◆ **Data extract**
——————
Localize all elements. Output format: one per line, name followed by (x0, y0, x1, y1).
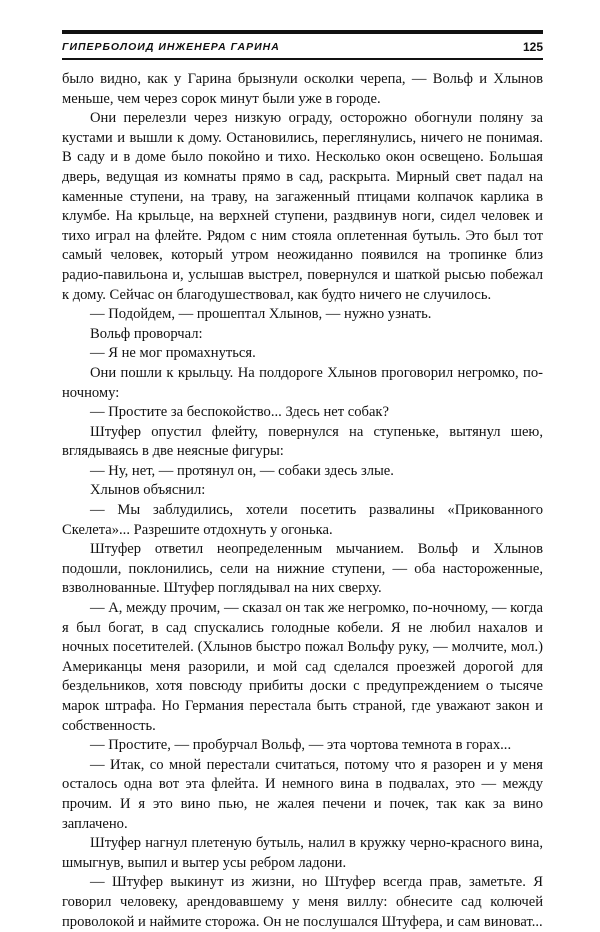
paragraph: — Ну, нет, — протянул он, — собаки здесь злые. (90, 462, 394, 479)
paragraph: Они перелезли через низкую ограду, осторожно обогнули поляну за кустами и вышли к дому. Остановились, переглянулись, ничего не понимая. В саду и в доме было покойно и тихо. Несколько окон освещено. Большая дверь, ведущая из комнаты прямо в сад, раскрыта. Мирный свет падал на каменные ступени, на траву, на загаженный птицами колпачок карлика в клумбе. На крыльце, на верхней ступени, раздвинув ноги, сидел человек и тихо играл на флейте. Рядом с ним стояла оплетенная бутыль. Это был тот самый человек, который утром неожиданно появился на тропинке близ радио-павильона и, услышав выстрел, повернулся и шаткой рысью побежал к дому. Сейчас он благодушествовал, как будто ничего не случилось. (62, 110, 543, 303)
header-rule-bottom (62, 58, 543, 60)
paragraph: — Мы заблудились, хотели посетить развалины «Прикованного Скелета»... Разрешите отдохнуть у огонька. (62, 502, 543, 538)
paragraph: Хлынов объяснил: (90, 482, 206, 499)
paragraph: было видно, как у Гарина брызнули осколки черепа, — Вольф и Хлынов меньше, чем через сорок минут были уже в городе. (62, 71, 543, 107)
paragraph: Штуфер ответил неопределенным мычанием. Вольф и Хлынов подошли, поклонились, сели на нижние ступени, — оба настороженные, взволнованные. Штуфер поглядывал на них сверху. (62, 541, 543, 597)
paragraph: — Штуфер выкинут из жизни, но Штуфер всегда прав, заметьте. Я говорил человеку, арендовавшему у меня виллу: обнесите сад колючей проволокой и наймите сторожа. Он не послушался Штуфера, и сам виноват... (62, 874, 543, 930)
paragraph: Штуфер опустил флейту, повернулся на ступеньке, вытянул шею, вглядываясь в две неясные фигуры: (62, 423, 543, 460)
running-header (62, 38, 543, 56)
paragraph: — Простите за беспокойство... Здесь нет собак? (90, 404, 390, 421)
paragraph: — А, между прочим, — сказал он так же негромко, по-ночному, — когда я был богат, в сад спускались голодные кобели. Я не любил нахалов и ночных посетителей. (Хлынов быстро пожал Вольфу руку, — молчите, мол.) Американцы меня разорили, и мой сад сделался проезжей дорогой для бездельников, хотя повсюду прибиты доски с предупреждением о тысяче марок штрафа. Но Германия перестала быть страной, где уважают закон и собственность. (62, 600, 543, 734)
header-rule-top (62, 30, 543, 34)
paragraph: — Простите, — пробурчал Вольф, — эта чортова темнота в горах... (90, 737, 512, 754)
paragraph: Штуфер нагнул плетеную бутыль, налил в кружку черно-красного вина, шмыгнув, выпил и вытер усы ребром ладони. (62, 835, 543, 871)
paragraph: Они пошли к крыльцу. На полдороге Хлынов проговорил негромко, по-ночному: (62, 364, 543, 401)
paragraph: — Подойдем, — прошептал Хлынов, — нужно узнать. (90, 306, 432, 323)
paragraph: Вольф проворчал: (90, 325, 203, 342)
body-text (62, 70, 543, 932)
running-title: ГИПЕРБОЛОИД ИНЖЕНЕРА ГАРИНА (62, 41, 280, 53)
page-number: 125 (522, 40, 543, 54)
paragraph: — Я не мог промахнуться. (90, 345, 256, 362)
paragraph: — Итак, со мной перестали считаться, потому что я разорен и у меня осталось одна вот эта флейта. И немного вина в подвалах, это — между прочим. И я это вино пью, не жалея печени и почек, так как за вино заплачено. (62, 756, 543, 832)
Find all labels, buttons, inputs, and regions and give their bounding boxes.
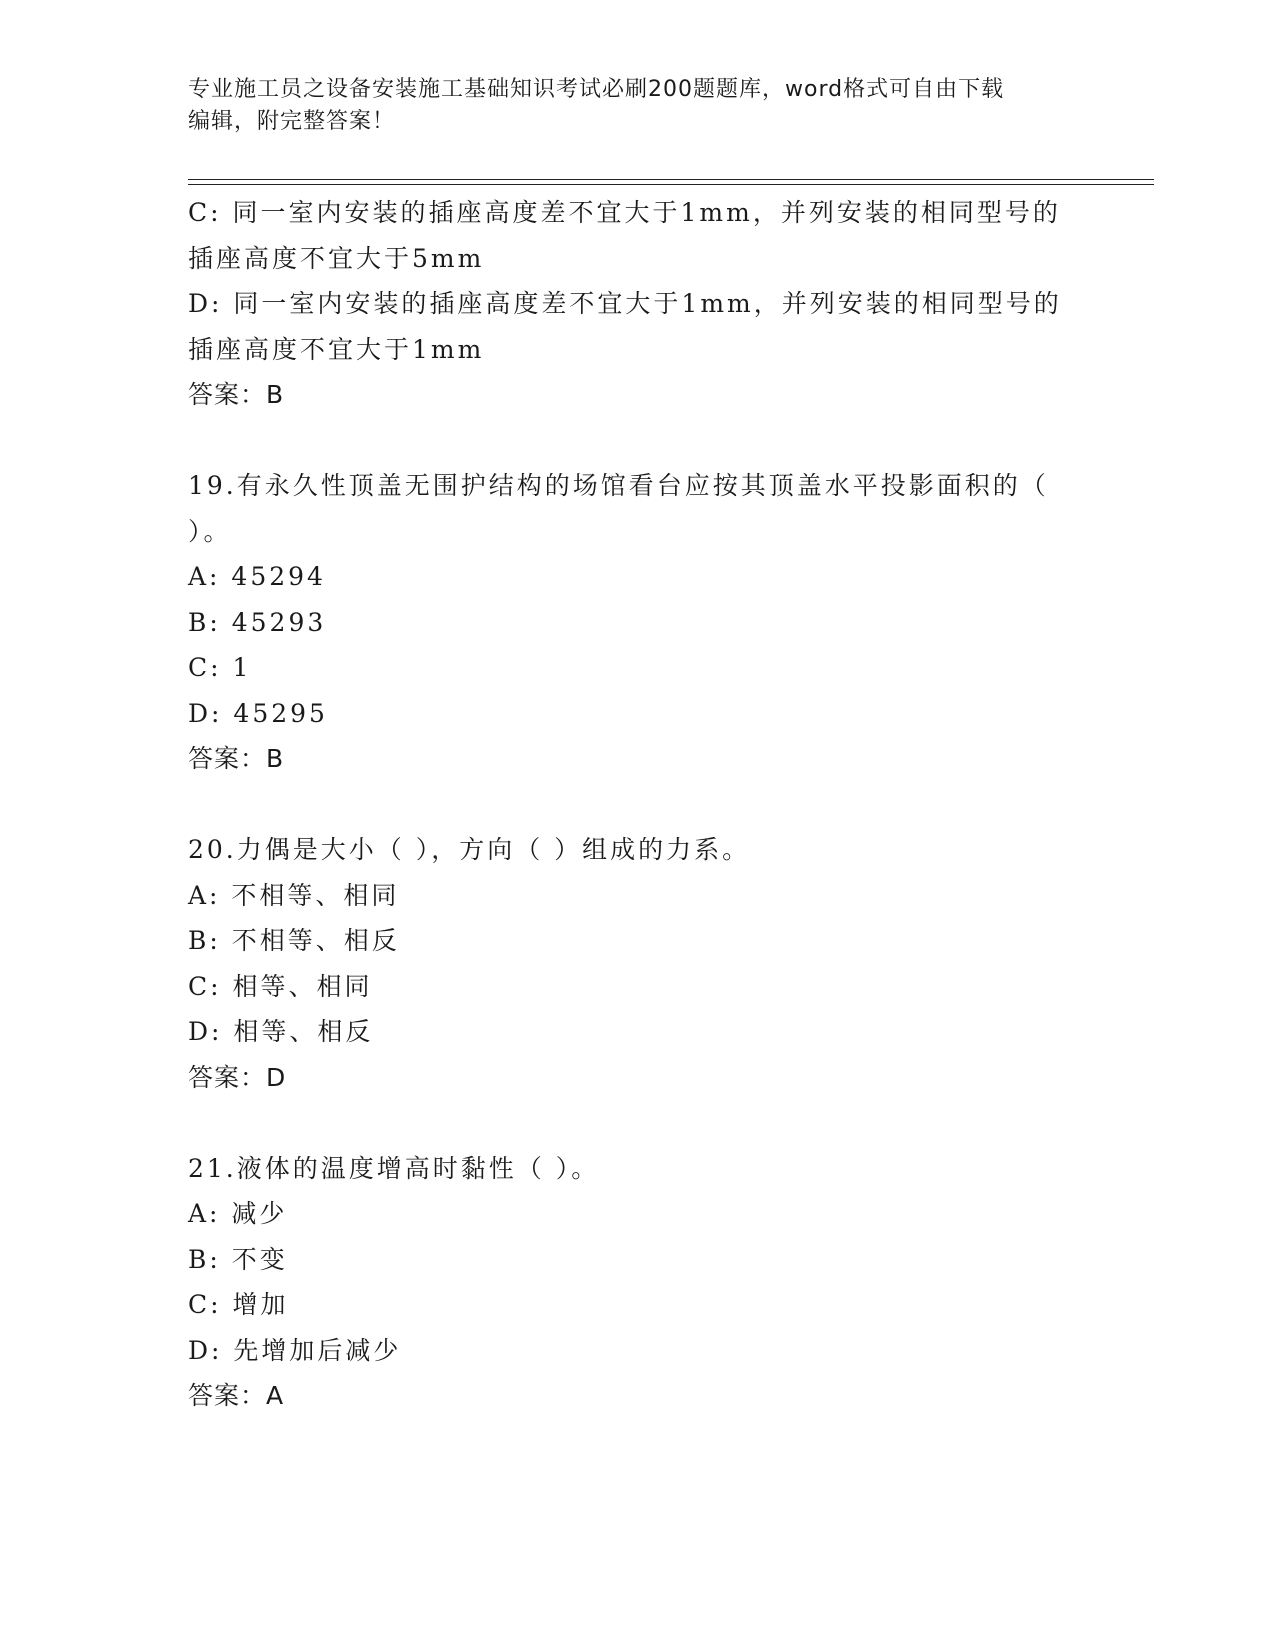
q21-answer: 答案：A: [188, 1381, 285, 1410]
question-21-block: [188, 1146, 1068, 1419]
q21-option-d: D: 先增加后减少: [188, 1335, 402, 1365]
header-divider-top: [188, 179, 1154, 180]
q19-stem-line-1: 19.有永久性顶盖无围护结构的场馆看台应按其顶盖水平投影面积的（: [188, 471, 1049, 500]
question-18-block: [188, 190, 1068, 418]
q19-answer: 答案：B: [188, 744, 285, 773]
q21-option-a: A: 减少: [188, 1199, 288, 1228]
q21-stem: 21.液体的温度增高时黏性（ ）。: [188, 1153, 600, 1183]
document-header: [188, 74, 1068, 138]
q18-option-c-line-1: C: 同一室内安装的插座高度差不宜大于1mm，并列安装的相同型号的: [188, 198, 1061, 227]
q20-stem: 20.力偶是大小（ ），方向（ ）组成的力系。: [188, 835, 751, 864]
q18-option-c-line-2: 插座高度不宜大于5mm: [188, 243, 485, 273]
spacer: [188, 1100, 1068, 1146]
q18-option-d-line-1: D: 同一室内安装的插座高度差不宜大于1mm，并列安装的相同型号的: [188, 289, 1062, 318]
header-title-line-2: 编辑，附完整答案！: [188, 109, 396, 134]
q20-answer: 答案：D: [188, 1062, 287, 1092]
q21-option-b: B: 不变: [188, 1244, 288, 1274]
q19-stem-line-2: ）。: [188, 516, 232, 546]
spacer: [188, 418, 1068, 464]
q19-option-c: C: 1: [188, 653, 252, 682]
q18-option-d-line-2: 插座高度不宜大于1mm: [188, 334, 485, 364]
header-divider-bottom: [188, 184, 1154, 185]
q20-option-c: C: 相等、相同: [188, 971, 373, 1001]
spacer: [188, 782, 1068, 828]
q19-option-a: A: 45294: [188, 562, 326, 591]
q20-option-d: D: 相等、相反: [188, 1017, 374, 1046]
q21-option-c: C: 增加: [188, 1290, 289, 1319]
header-title-line-1: 专业施工员之设备安装施工基础知识考试必刷200题题库，word格式可自由下载: [188, 77, 1005, 102]
q20-option-a: A: 不相等、相同: [188, 880, 400, 910]
q20-option-b: B: 不相等、相反: [188, 926, 400, 955]
question-19-block: [188, 463, 1068, 782]
q18-answer: 答案：B: [188, 380, 285, 409]
q19-option-b: B: 45293: [188, 607, 327, 637]
question-list: [188, 190, 1068, 1419]
q19-option-d: D: 45295: [188, 698, 328, 728]
question-20-block: [188, 827, 1068, 1100]
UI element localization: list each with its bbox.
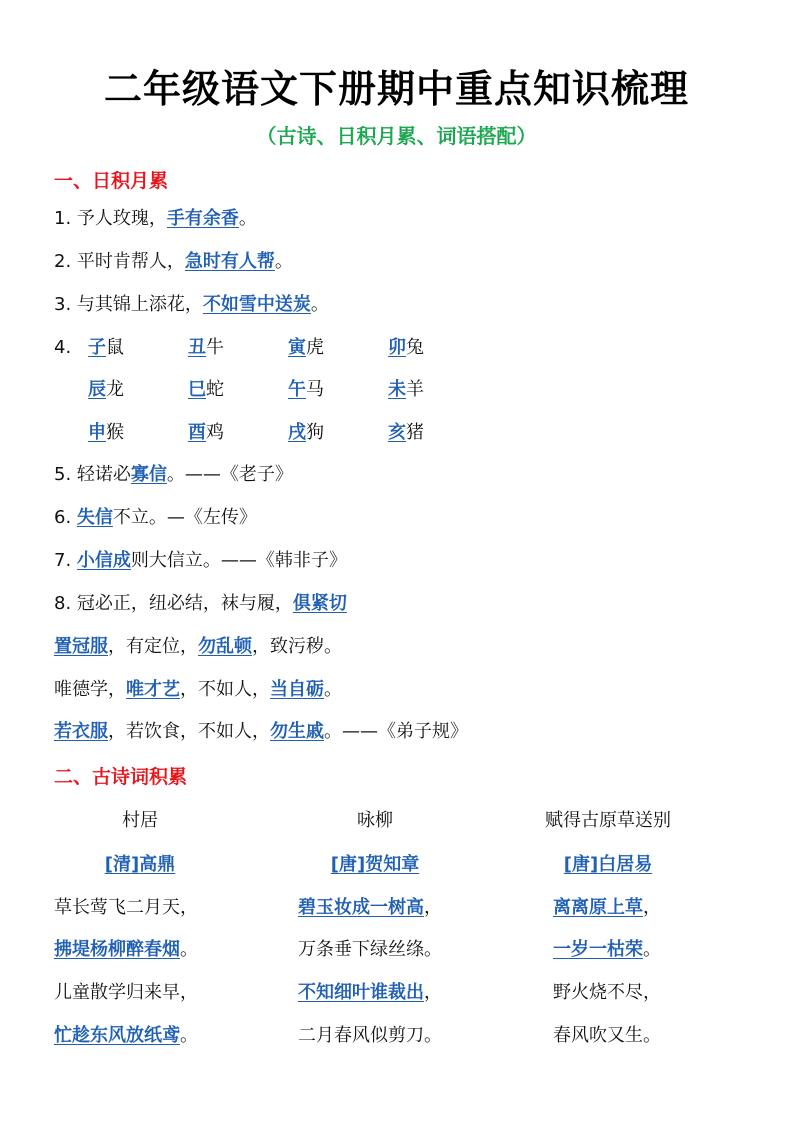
——————
Pick out every line of the material that contains the string "title", with matching case, and copy each of those lines.

running-title: ГИПЕРБОЛОИД ИНЖЕНЕРА ГАРИНА (62, 41, 280, 53)
header-title-line-2: 编辑，附完整答案！: [188, 109, 396, 134]
header-title-line-1: 专业施工员之设备安装施工基础知识考试必刷200题题库，word格式可自由下载: [188, 77, 1005, 102]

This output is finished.